* **The exercise**: Using the records below, locate all lines containing "vissza" and return them.

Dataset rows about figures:
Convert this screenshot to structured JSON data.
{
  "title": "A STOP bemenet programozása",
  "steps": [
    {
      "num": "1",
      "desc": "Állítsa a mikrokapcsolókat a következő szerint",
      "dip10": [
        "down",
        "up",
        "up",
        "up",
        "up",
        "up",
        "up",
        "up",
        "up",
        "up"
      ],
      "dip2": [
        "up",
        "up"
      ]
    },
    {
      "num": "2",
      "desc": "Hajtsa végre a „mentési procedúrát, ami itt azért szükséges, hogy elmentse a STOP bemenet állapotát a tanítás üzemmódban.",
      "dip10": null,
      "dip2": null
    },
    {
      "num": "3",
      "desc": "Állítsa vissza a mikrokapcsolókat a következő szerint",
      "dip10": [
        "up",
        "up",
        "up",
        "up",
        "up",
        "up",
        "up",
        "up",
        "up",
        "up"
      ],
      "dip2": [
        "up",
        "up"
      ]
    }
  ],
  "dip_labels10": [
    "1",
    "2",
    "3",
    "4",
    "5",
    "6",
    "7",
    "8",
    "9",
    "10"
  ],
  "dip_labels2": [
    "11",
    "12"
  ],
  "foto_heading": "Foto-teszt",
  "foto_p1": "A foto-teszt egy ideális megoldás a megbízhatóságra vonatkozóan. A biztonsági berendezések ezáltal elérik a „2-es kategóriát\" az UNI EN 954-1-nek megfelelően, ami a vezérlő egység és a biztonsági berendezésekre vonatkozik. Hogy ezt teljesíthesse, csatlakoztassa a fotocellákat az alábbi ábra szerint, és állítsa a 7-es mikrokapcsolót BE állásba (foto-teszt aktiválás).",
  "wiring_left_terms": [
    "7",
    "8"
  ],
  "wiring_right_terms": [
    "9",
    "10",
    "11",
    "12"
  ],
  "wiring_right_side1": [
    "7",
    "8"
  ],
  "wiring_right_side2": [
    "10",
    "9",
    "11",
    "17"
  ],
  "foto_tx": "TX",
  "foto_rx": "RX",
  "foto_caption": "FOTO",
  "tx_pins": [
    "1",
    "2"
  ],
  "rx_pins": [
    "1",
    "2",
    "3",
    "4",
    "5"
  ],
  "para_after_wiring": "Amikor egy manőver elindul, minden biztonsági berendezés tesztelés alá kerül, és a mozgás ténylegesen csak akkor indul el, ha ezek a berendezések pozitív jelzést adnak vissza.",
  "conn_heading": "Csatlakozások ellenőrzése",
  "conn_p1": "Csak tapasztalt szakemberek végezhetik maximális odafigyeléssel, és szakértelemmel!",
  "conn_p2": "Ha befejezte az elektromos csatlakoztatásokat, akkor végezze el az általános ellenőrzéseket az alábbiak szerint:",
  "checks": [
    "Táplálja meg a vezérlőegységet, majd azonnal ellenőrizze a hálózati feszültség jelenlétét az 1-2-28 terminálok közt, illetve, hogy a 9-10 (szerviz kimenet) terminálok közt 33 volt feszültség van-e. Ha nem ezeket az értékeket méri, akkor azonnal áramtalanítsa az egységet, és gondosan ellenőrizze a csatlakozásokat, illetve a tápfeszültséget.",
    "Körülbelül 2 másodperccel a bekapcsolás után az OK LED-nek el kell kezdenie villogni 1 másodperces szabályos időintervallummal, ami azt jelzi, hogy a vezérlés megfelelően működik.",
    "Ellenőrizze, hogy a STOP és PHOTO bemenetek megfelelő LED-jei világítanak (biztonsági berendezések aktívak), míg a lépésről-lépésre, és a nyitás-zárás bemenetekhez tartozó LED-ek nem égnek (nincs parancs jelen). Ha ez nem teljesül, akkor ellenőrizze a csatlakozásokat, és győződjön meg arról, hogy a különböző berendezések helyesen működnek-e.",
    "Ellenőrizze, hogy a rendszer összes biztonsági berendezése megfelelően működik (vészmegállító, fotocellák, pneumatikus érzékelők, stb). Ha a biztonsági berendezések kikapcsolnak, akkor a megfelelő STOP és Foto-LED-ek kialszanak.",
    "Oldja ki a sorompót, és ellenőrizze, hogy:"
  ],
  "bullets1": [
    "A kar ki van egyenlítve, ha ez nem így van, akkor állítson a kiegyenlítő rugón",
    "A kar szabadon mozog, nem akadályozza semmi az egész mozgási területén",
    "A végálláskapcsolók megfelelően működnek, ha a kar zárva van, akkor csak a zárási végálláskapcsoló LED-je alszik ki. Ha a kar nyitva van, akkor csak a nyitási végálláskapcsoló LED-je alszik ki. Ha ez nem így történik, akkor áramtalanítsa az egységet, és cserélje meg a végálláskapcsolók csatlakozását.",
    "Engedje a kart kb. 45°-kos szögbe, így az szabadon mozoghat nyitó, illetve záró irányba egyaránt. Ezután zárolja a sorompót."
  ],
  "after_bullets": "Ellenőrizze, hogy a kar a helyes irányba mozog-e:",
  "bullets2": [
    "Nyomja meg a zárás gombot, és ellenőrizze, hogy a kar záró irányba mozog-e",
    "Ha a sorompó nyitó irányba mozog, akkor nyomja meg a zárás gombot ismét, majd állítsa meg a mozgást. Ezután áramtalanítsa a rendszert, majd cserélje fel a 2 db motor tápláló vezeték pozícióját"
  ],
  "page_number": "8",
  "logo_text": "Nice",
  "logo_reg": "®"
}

* * *

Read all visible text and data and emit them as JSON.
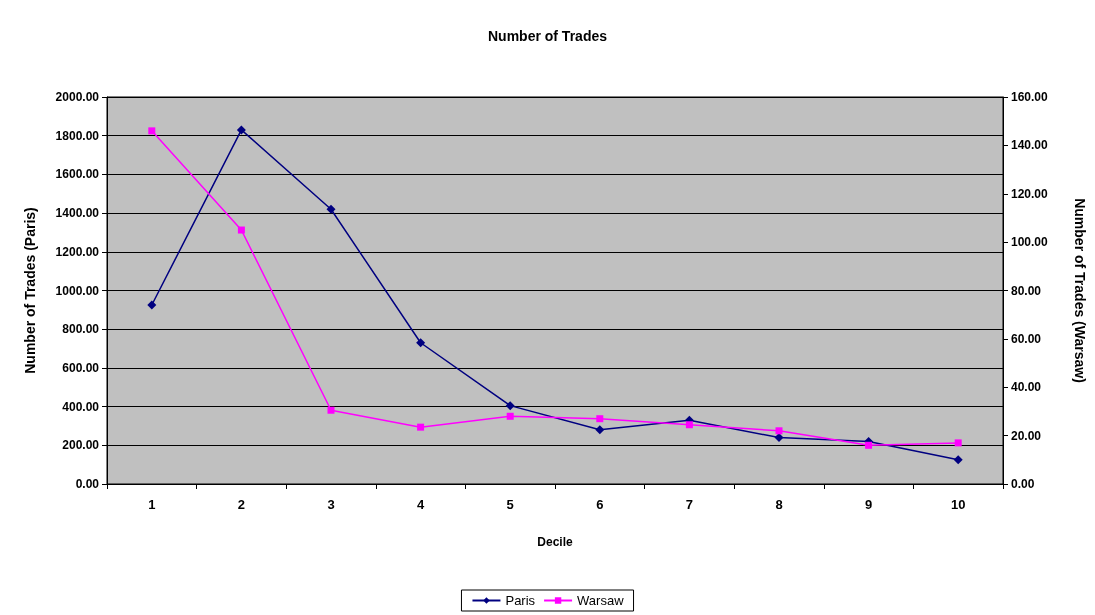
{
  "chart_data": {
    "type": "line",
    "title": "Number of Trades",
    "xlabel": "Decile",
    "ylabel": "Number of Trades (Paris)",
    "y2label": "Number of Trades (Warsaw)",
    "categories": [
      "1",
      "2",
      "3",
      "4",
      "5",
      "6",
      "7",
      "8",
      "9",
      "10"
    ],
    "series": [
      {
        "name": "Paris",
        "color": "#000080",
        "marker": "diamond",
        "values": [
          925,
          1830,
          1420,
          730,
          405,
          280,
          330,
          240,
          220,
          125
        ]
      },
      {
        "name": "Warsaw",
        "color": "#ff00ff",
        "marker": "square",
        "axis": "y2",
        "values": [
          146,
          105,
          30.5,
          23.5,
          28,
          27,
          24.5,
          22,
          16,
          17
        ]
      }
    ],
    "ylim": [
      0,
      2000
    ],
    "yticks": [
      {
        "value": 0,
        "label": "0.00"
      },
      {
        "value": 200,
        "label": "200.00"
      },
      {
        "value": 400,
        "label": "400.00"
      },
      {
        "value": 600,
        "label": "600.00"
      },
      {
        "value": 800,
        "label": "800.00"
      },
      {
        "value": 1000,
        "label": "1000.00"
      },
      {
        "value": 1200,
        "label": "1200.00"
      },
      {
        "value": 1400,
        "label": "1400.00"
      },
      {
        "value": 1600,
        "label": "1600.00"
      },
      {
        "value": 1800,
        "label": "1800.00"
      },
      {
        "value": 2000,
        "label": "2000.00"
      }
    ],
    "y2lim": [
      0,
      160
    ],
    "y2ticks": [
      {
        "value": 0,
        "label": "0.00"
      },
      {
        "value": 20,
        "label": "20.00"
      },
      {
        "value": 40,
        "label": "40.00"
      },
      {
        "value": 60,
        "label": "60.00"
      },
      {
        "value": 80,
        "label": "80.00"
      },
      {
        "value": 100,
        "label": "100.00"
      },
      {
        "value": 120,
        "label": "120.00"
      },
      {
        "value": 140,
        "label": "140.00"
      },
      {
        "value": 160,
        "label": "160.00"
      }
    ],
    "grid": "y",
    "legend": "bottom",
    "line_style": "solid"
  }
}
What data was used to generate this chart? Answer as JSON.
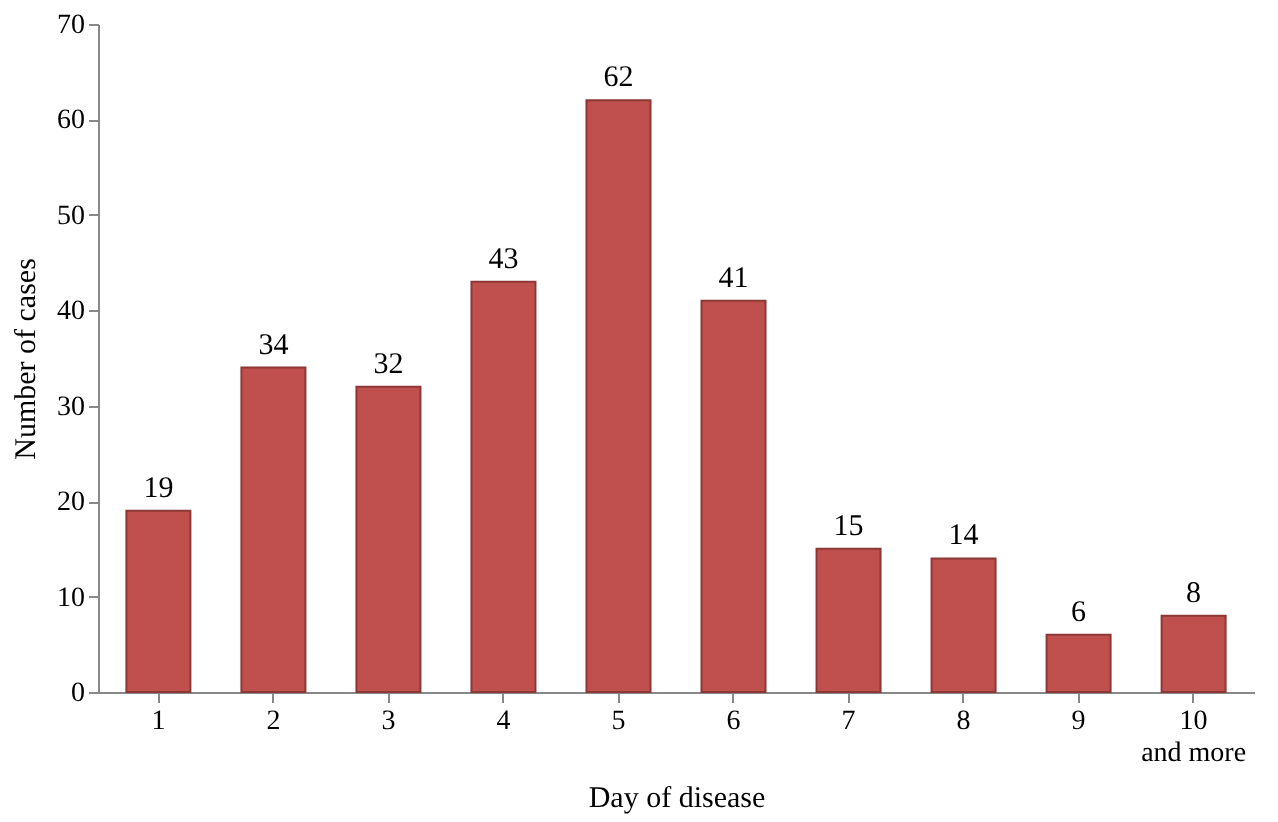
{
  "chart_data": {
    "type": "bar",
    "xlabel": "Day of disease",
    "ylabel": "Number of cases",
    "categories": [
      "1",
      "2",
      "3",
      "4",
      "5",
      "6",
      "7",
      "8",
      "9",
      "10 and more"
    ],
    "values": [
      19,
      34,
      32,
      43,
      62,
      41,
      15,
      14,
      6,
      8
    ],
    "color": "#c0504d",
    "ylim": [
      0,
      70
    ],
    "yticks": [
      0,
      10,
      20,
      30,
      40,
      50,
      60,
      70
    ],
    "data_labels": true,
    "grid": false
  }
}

* **Exercise result**:
      "desc": "Állítsa vissza a mikrokapcsolókat a következő szerint",
  "para_after_wiring": "Amikor egy manőver elindul, minden biztonsági berendezés tesztelés alá kerül, és a mozgás ténylegesen csak akkor indul el, ha ezek a berendezések pozitív jelzést adnak vissza.",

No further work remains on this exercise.